Entries from a visual dataset:
==============================
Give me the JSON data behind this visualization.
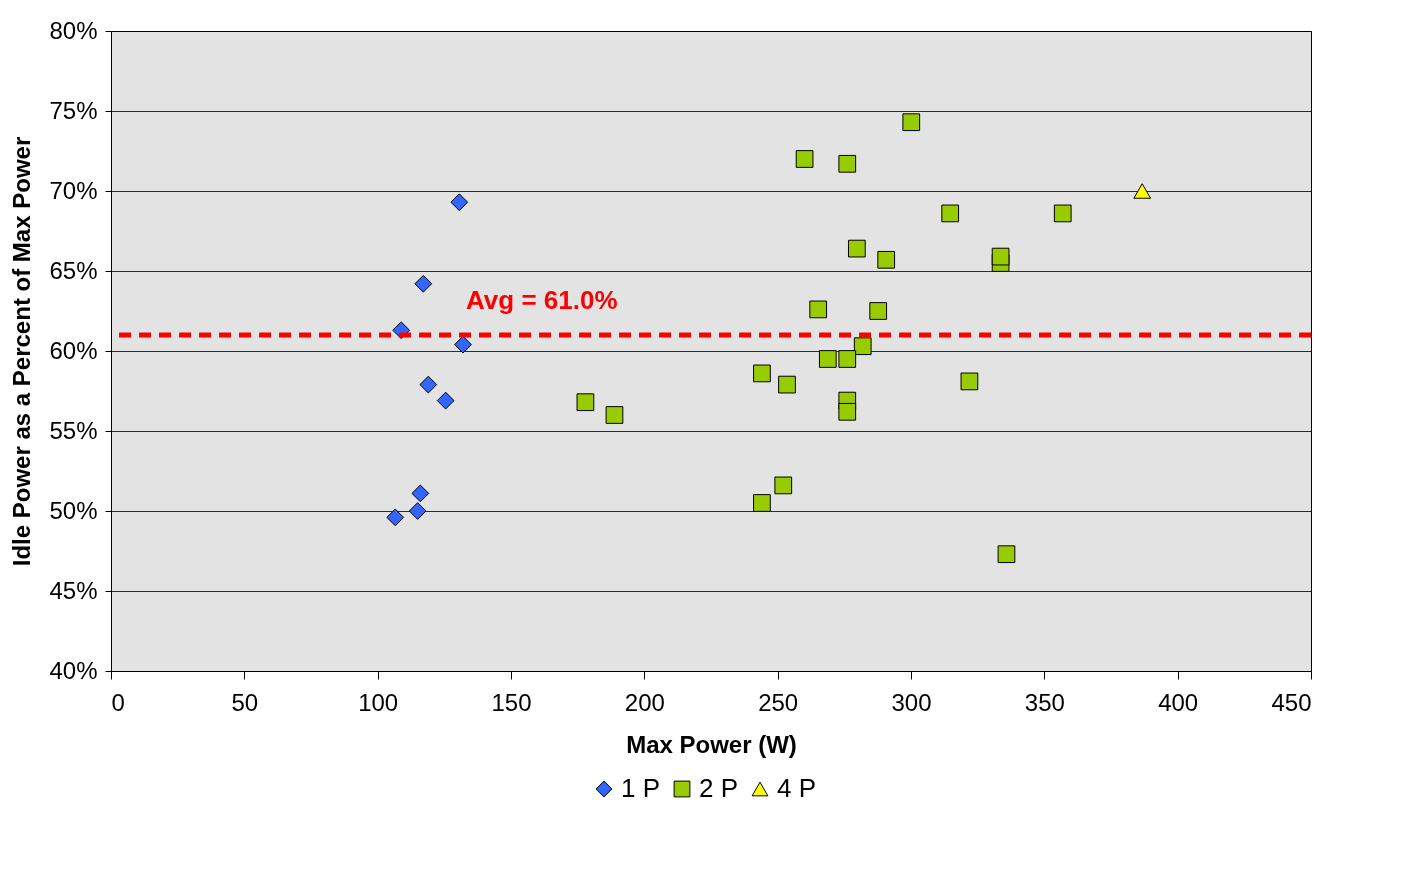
{
  "chart_data": {
    "type": "scatter",
    "xlabel": "Max Power (W)",
    "ylabel": "Idle Power as a Percent of Max Power",
    "xlim": [
      0,
      450
    ],
    "xticks": [
      0,
      50,
      100,
      150,
      200,
      250,
      300,
      350,
      400,
      450
    ],
    "ylim": [
      40,
      80
    ],
    "yticks": [
      {
        "value": 40,
        "label": "40%"
      },
      {
        "value": 45,
        "label": "45%"
      },
      {
        "value": 50,
        "label": "50%"
      },
      {
        "value": 55,
        "label": "55%"
      },
      {
        "value": 60,
        "label": "60%"
      },
      {
        "value": 65,
        "label": "65%"
      },
      {
        "value": 70,
        "label": "70%"
      },
      {
        "value": 75,
        "label": "75%"
      },
      {
        "value": 80,
        "label": "80%"
      }
    ],
    "grid": "y",
    "legend": "bottom",
    "ref_lines": [
      {
        "axis": "y",
        "value": 61.0,
        "label": "Avg = 61.0%",
        "color": "#ff0000",
        "line_style": "dashed"
      }
    ],
    "series": [
      {
        "name": "1 P",
        "color": "#3366ff",
        "marker": "diamond",
        "x": [
          130.6,
          117.1,
          108.8,
          132,
          119,
          125.5,
          116,
          115,
          106.6
        ],
        "values": [
          69.3,
          64.2,
          61.3,
          60.4,
          57.9,
          56.9,
          51.1,
          50.0,
          49.6
        ]
      },
      {
        "name": "2 P",
        "color": "#99cc00",
        "marker": "square",
        "x": [
          300.1,
          260.1,
          276.1,
          314.7,
          356.9,
          279.7,
          333.6,
          333.6,
          290.7,
          265.2,
          287.7,
          281.9,
          268.8,
          276.1,
          244.1,
          253.5,
          321.9,
          177.9,
          276.1,
          276.1,
          188.8,
          252.1,
          244.1,
          335.8
        ],
        "values": [
          74.3,
          72.0,
          71.7,
          68.6,
          68.6,
          66.4,
          65.5,
          65.9,
          65.7,
          62.6,
          62.5,
          60.3,
          59.5,
          59.5,
          58.6,
          57.9,
          58.1,
          56.8,
          56.9,
          56.2,
          56.0,
          51.6,
          50.5,
          47.3
        ]
      },
      {
        "name": "4 P",
        "color": "#ffff00",
        "marker": "triangle",
        "x": [
          386.7
        ],
        "values": [
          70.0
        ]
      }
    ]
  }
}
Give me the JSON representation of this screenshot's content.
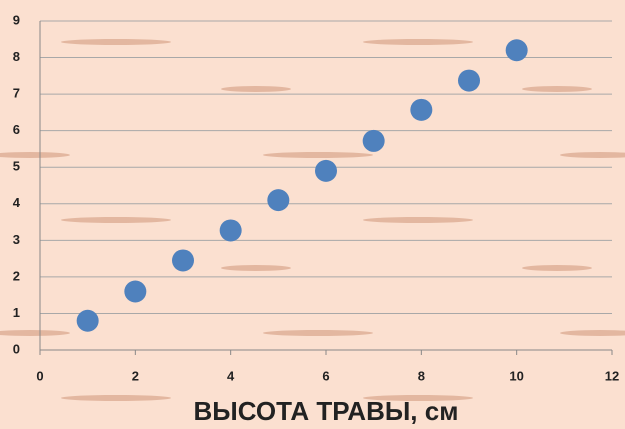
==============================
== TASK OBJECTIVE ==
Every line of the data should be copied as it stands, without the images.

== RESULT ==
Give me the JSON data behind this visualization.
{
  "chart_data": {
    "type": "scatter",
    "xlabel": "Max Power (W)",
    "ylabel": "Idle Power as a Percent of Max Power",
    "xlim": [
      0,
      450
    ],
    "xticks": [
      0,
      50,
      100,
      150,
      200,
      250,
      300,
      350,
      400,
      450
    ],
    "ylim": [
      40,
      80
    ],
    "yticks": [
      {
        "value": 40,
        "label": "40%"
      },
      {
        "value": 45,
        "label": "45%"
      },
      {
        "value": 50,
        "label": "50%"
      },
      {
        "value": 55,
        "label": "55%"
      },
      {
        "value": 60,
        "label": "60%"
      },
      {
        "value": 65,
        "label": "65%"
      },
      {
        "value": 70,
        "label": "70%"
      },
      {
        "value": 75,
        "label": "75%"
      },
      {
        "value": 80,
        "label": "80%"
      }
    ],
    "grid": "y",
    "legend": "bottom",
    "ref_lines": [
      {
        "axis": "y",
        "value": 61.0,
        "label": "Avg = 61.0%",
        "color": "#ff0000",
        "line_style": "dashed"
      }
    ],
    "series": [
      {
        "name": "1 P",
        "color": "#3366ff",
        "marker": "diamond",
        "x": [
          130.6,
          117.1,
          108.8,
          132,
          119,
          125.5,
          116,
          115,
          106.6
        ],
        "values": [
          69.3,
          64.2,
          61.3,
          60.4,
          57.9,
          56.9,
          51.1,
          50.0,
          49.6
        ]
      },
      {
        "name": "2 P",
        "color": "#99cc00",
        "marker": "square",
        "x": [
          300.1,
          260.1,
          276.1,
          314.7,
          356.9,
          279.7,
          333.6,
          333.6,
          290.7,
          265.2,
          287.7,
          281.9,
          268.8,
          276.1,
          244.1,
          253.5,
          321.9,
          177.9,
          276.1,
          276.1,
          188.8,
          252.1,
          244.1,
          335.8
        ],
        "values": [
          74.3,
          72.0,
          71.7,
          68.6,
          68.6,
          66.4,
          65.5,
          65.9,
          65.7,
          62.6,
          62.5,
          60.3,
          59.5,
          59.5,
          58.6,
          57.9,
          58.1,
          56.8,
          56.9,
          56.2,
          56.0,
          51.6,
          50.5,
          47.3
        ]
      },
      {
        "name": "4 P",
        "color": "#ffff00",
        "marker": "triangle",
        "x": [
          386.7
        ],
        "values": [
          70.0
        ]
      }
    ]
  }
}
Give me the JSON representation of this screenshot's content.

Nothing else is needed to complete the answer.